* **Dataset items**:
┄┄┄┄┄┄
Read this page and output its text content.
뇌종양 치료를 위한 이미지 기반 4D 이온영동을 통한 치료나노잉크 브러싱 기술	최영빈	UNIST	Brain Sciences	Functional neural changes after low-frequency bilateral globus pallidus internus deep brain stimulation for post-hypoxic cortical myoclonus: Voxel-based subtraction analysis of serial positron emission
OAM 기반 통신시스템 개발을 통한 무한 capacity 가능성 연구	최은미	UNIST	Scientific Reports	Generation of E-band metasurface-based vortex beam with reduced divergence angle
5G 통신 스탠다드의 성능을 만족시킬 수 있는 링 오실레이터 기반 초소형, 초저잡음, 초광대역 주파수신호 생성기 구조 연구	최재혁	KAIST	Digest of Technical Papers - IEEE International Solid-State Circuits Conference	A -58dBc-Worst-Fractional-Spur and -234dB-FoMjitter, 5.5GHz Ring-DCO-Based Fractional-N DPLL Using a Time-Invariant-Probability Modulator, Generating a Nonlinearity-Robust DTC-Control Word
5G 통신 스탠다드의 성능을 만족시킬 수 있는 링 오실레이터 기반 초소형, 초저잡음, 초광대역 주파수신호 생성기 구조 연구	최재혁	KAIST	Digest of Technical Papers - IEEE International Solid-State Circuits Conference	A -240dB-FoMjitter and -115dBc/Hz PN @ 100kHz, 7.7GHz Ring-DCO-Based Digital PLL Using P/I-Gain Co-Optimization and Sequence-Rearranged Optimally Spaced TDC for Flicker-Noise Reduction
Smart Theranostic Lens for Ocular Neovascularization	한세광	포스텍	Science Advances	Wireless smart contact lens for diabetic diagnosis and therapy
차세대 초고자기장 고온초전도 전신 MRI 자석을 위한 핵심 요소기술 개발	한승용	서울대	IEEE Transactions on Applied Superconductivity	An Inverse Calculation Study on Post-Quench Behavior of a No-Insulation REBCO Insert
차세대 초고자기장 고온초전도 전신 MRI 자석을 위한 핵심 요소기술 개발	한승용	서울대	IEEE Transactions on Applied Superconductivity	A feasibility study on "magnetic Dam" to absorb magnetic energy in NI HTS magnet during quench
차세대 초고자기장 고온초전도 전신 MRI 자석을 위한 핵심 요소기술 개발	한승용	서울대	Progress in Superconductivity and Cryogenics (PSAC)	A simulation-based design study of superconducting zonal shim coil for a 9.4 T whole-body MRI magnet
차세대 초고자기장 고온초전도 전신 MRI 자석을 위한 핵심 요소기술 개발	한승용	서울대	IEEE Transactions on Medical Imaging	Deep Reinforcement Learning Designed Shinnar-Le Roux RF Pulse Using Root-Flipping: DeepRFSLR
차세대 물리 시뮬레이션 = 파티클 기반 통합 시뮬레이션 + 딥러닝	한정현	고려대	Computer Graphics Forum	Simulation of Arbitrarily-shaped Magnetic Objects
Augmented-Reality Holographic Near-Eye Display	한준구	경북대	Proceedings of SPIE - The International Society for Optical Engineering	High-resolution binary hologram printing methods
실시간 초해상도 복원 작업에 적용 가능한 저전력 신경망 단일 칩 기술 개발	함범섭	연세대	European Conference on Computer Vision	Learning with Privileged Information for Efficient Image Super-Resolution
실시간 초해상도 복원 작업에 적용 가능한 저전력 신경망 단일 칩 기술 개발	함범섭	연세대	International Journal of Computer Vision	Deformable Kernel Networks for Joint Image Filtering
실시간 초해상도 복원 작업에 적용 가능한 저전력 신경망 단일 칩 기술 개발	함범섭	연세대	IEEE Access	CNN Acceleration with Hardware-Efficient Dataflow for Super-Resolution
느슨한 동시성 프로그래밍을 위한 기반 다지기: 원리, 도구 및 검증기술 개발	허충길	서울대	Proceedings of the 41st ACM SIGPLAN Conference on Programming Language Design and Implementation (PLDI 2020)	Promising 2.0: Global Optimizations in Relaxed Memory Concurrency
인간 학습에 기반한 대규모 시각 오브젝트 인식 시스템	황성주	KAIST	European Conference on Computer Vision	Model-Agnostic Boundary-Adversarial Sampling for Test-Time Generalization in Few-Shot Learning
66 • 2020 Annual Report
┄┄┄┄┄┄
* **Task**: Your task is to collect every line above that contains the word "Efficient".

* **Answer**:
실시간 초해상도 복원 작업에 적용 가능한 저전력 신경망 단일 칩 기술 개발	함범섭	연세대	European Conference on Computer Vision	Learning with Privileged Information for Efficient Image Super-Resolution
실시간 초해상도 복원 작업에 적용 가능한 저전력 신경망 단일 칩 기술 개발	함범섭	연세대	IEEE Access	CNN Acceleration with Hardware-Efficient Dataflow for Super-Resolution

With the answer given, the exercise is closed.